## ENTRIES
"""
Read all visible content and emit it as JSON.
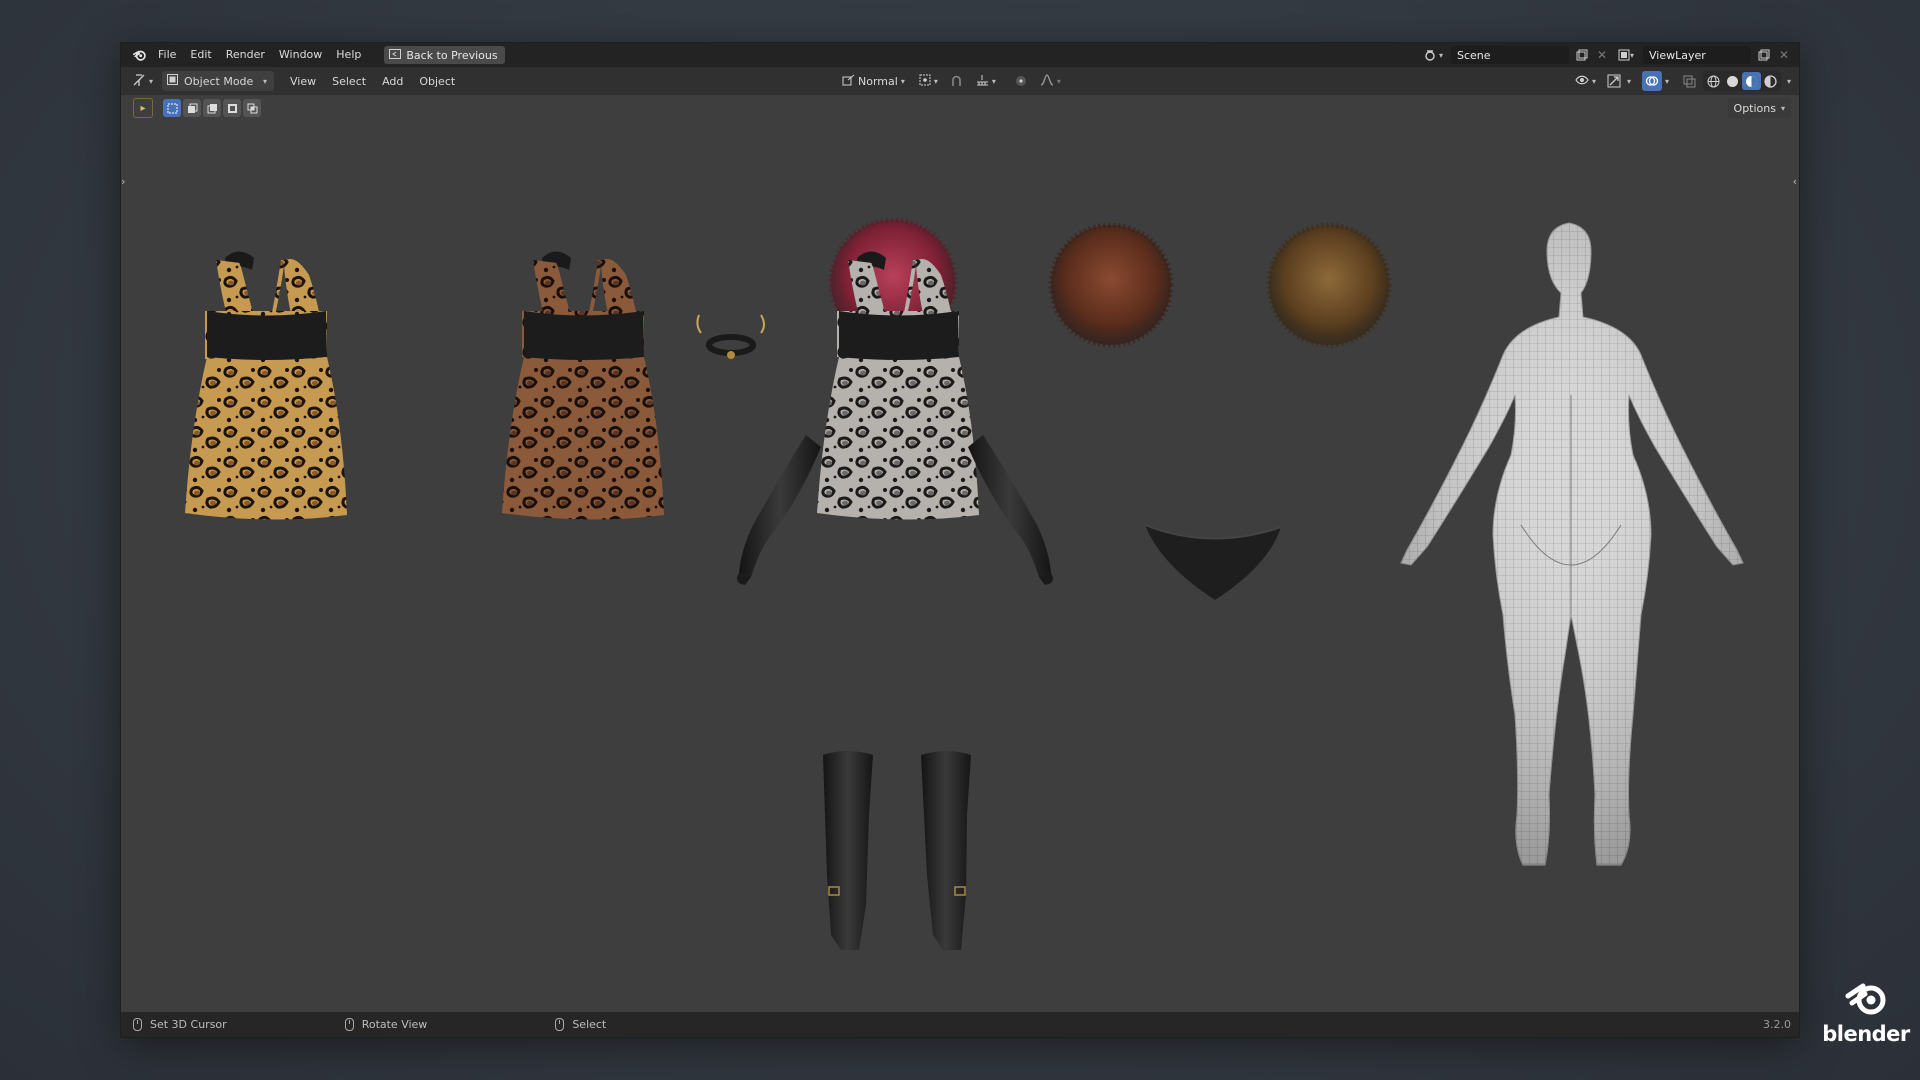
{
  "topbar": {
    "menus": [
      "File",
      "Edit",
      "Render",
      "Window",
      "Help"
    ],
    "back_button": "Back to Previous",
    "scene": "Scene",
    "view_layer": "ViewLayer"
  },
  "header": {
    "mode": "Object Mode",
    "menus": [
      "View",
      "Select",
      "Add",
      "Object"
    ],
    "transform_orientation": "Normal"
  },
  "tool_settings": {
    "options_label": "Options"
  },
  "viewport": {
    "objects": [
      "leopard-dress-1",
      "leopard-dress-2",
      "choker-necklace",
      "hair-red-afro",
      "hair-auburn-afro",
      "hair-brown-afro",
      "leopard-dress-3-grey",
      "left-long-glove",
      "right-long-glove",
      "panties",
      "base-body-mesh",
      "boots"
    ],
    "shading_mode": "material-preview"
  },
  "statusbar": {
    "items": [
      "Set 3D Cursor",
      "Rotate View",
      "Select"
    ],
    "version": "3.2.0"
  },
  "watermark": {
    "text": "blender"
  },
  "colors": {
    "accent": "#4772b3",
    "topbar_bg": "#232323",
    "header_bg": "#303030",
    "viewport_bg": "#3e3e3e",
    "statusbar_bg": "#262626"
  }
}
"""
## REQUIRED WORK
From the entries above, copy out every line where the string "dress" appears.

## TASK RESPONSE
      "leopard-dress-1",
      "leopard-dress-2",
      "leopard-dress-3-grey",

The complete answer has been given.